### Data supplied:

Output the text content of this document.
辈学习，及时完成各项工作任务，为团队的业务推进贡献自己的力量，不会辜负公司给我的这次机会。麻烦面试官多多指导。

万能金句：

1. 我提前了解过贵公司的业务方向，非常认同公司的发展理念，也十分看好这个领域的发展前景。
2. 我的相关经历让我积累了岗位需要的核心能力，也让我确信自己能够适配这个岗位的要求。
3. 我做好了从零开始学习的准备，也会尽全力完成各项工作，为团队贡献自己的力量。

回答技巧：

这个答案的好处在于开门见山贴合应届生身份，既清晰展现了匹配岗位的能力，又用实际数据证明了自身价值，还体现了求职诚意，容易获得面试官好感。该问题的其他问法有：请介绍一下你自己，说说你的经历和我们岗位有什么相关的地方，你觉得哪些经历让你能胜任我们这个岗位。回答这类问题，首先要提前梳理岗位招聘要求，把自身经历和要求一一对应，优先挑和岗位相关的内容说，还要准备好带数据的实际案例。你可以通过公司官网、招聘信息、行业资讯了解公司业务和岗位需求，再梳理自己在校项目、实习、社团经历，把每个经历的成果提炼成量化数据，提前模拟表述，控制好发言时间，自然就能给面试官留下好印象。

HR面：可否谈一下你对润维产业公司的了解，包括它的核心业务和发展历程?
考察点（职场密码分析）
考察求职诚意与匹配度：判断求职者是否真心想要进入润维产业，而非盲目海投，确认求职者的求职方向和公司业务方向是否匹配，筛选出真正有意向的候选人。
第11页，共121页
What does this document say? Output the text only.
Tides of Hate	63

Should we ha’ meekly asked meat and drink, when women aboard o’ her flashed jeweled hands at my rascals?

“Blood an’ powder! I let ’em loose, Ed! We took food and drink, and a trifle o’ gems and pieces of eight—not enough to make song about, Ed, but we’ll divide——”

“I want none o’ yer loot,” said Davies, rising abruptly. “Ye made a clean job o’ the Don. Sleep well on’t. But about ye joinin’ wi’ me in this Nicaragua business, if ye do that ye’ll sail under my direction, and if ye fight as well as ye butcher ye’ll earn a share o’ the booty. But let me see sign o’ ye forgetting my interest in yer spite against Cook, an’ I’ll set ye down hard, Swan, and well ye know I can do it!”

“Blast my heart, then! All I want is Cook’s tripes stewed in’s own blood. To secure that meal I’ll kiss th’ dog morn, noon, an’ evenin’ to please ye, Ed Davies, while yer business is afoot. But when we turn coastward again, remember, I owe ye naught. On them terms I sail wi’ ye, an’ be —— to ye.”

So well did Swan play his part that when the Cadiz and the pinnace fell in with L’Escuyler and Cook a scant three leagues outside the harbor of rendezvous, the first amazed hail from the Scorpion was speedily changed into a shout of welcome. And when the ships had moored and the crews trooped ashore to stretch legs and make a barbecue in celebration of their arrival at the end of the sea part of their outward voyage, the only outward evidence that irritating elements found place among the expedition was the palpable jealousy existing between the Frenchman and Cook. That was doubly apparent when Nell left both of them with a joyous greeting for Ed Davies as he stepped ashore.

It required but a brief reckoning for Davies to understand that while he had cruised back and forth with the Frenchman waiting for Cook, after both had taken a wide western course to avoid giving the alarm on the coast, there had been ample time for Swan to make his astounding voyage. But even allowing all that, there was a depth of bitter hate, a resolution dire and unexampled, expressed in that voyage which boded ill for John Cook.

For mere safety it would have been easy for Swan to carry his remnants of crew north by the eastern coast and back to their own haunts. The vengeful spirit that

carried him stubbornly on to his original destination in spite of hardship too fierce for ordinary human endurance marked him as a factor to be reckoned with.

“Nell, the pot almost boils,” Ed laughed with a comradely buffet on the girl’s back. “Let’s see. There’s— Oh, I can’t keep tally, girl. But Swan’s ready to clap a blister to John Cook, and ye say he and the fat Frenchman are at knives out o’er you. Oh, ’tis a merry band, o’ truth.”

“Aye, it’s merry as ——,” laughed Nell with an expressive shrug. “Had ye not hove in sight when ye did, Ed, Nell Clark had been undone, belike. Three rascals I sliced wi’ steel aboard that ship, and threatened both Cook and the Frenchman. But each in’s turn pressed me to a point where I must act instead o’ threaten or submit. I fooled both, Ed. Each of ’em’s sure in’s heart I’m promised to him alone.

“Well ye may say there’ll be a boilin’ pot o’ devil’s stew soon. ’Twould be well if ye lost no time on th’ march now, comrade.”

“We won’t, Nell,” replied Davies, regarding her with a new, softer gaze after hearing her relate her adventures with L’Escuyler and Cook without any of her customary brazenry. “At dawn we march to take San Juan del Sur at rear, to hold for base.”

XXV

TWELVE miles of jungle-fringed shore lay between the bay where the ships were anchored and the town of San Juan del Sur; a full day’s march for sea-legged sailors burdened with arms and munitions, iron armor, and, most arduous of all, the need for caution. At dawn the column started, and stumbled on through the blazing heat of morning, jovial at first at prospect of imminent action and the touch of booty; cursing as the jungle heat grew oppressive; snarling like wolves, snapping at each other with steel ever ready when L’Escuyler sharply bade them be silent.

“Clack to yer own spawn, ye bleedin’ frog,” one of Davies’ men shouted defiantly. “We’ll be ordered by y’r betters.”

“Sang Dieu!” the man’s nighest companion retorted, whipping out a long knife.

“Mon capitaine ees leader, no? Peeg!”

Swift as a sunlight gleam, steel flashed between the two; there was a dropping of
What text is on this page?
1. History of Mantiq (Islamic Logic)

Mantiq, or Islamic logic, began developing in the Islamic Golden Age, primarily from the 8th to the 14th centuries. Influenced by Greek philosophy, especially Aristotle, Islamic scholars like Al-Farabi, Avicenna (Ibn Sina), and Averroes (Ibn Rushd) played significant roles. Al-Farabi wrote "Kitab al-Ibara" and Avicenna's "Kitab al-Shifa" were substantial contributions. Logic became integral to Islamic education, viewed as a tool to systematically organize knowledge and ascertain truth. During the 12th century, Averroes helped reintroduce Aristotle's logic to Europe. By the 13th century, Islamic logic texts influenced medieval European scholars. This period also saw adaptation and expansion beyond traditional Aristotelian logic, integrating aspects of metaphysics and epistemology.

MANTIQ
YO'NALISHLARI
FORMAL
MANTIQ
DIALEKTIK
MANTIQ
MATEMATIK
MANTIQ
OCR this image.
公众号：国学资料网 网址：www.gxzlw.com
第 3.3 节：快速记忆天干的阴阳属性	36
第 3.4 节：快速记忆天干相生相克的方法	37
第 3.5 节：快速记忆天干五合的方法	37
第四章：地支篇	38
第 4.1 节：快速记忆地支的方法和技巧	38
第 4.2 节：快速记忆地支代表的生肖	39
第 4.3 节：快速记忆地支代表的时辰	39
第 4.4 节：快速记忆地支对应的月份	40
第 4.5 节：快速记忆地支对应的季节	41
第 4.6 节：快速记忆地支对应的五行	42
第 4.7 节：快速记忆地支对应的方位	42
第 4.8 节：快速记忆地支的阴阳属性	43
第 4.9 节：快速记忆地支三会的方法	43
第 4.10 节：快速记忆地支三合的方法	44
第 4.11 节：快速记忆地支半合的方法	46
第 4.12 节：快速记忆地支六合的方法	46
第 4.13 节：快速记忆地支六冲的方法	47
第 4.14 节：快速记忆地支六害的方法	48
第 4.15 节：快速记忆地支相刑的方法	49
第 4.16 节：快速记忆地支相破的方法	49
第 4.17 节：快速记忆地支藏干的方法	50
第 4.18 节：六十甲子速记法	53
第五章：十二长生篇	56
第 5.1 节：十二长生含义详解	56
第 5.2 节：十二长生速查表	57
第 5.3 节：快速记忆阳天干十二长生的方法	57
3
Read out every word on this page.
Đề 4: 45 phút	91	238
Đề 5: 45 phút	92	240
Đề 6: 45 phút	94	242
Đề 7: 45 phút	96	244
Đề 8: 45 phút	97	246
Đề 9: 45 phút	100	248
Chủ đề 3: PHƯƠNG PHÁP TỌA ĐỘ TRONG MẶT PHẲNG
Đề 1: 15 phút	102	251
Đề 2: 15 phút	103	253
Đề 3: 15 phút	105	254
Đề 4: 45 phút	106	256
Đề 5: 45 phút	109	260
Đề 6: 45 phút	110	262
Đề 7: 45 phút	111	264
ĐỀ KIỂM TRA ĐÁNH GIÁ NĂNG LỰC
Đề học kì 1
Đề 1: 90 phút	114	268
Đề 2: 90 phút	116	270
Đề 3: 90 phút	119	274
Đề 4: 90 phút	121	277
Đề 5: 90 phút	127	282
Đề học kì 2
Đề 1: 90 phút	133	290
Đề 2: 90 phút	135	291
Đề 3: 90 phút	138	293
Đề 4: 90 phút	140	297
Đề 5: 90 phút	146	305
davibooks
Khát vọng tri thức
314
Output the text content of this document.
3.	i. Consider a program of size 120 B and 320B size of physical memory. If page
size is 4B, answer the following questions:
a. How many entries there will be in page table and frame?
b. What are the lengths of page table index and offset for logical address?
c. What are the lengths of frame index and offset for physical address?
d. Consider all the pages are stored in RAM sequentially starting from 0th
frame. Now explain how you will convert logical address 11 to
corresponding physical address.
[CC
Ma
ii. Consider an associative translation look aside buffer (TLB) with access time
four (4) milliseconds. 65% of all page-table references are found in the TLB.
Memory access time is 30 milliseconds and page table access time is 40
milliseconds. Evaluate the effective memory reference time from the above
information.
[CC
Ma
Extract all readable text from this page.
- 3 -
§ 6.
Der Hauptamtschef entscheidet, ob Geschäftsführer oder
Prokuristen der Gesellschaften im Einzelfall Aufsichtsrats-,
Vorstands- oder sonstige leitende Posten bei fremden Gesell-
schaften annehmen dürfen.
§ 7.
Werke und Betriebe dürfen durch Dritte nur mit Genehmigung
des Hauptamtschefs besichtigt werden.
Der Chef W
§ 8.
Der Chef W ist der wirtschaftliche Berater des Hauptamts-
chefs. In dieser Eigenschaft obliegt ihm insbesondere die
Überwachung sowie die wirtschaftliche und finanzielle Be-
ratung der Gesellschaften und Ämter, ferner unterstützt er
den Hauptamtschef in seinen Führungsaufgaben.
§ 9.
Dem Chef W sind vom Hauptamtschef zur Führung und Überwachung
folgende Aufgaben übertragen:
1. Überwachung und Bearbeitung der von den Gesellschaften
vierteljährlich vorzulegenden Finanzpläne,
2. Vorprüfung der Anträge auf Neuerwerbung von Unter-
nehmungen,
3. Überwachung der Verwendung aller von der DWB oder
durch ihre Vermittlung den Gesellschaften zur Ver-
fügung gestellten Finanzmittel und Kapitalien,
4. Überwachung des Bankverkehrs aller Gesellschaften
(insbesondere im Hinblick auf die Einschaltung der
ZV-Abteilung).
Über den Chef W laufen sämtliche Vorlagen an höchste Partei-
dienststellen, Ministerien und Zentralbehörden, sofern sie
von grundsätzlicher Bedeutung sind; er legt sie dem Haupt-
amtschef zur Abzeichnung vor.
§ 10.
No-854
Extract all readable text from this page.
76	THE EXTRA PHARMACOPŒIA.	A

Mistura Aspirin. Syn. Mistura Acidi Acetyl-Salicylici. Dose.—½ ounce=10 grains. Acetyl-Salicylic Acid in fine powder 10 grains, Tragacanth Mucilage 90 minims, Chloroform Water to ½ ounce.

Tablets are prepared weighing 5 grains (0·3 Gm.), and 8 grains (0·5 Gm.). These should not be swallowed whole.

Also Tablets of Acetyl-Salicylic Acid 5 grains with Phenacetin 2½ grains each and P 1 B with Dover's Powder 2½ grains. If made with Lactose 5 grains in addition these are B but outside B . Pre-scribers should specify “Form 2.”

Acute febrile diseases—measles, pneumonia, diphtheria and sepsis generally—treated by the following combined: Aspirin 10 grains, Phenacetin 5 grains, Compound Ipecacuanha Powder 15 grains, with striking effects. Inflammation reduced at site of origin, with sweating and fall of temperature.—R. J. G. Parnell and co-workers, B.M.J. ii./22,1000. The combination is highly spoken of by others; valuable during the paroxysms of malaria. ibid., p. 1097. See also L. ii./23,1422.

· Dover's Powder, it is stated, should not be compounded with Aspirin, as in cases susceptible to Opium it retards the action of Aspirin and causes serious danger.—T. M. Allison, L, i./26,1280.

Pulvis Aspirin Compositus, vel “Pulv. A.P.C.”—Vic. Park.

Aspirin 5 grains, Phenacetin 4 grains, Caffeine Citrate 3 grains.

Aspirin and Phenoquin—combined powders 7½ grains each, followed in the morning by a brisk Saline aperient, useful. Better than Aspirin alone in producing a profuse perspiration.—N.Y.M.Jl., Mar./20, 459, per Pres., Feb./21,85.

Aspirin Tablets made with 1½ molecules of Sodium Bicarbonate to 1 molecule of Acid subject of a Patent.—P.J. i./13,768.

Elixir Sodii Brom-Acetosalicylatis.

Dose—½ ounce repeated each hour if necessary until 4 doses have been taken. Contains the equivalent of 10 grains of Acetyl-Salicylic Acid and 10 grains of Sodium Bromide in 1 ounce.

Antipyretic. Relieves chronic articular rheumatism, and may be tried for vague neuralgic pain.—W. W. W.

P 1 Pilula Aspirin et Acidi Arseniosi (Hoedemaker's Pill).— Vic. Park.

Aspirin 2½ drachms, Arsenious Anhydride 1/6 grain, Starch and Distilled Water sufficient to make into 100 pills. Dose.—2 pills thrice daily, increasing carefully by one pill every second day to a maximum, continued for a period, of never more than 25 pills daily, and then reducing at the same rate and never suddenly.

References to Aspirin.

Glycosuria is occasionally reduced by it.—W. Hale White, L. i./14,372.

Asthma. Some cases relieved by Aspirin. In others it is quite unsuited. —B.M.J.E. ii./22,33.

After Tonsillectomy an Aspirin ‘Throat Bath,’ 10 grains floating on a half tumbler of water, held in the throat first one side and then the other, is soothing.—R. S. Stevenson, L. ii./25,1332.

### Short task:
Using the records above, select and copy every line that has the word "morning".

### Result:
TWELVE miles of jungle-fringed shore lay between the bay where the ships were anchored and the town of San Juan del Sur; a full day’s march for sea-legged sailors burdened with arms and munitions, iron armor, and, most arduous of all, the need for caution. At dawn the column started, and stumbled on through the blazing heat of morning, jovial at first at prospect of imminent action and the touch of booty; cursing as the jungle heat grew oppressive; snarling like wolves, snapping at each other with steel ever ready when L’Escuyler sharply bade them be silent.
Aspirin and Phenoquin—combined powders 7½ grains each, followed in the morning by a brisk Saline aperient, useful. Better than Aspirin alone in producing a profuse perspiration.—N.Y.M.Jl., Mar./20, 459, per Pres., Feb./21,85.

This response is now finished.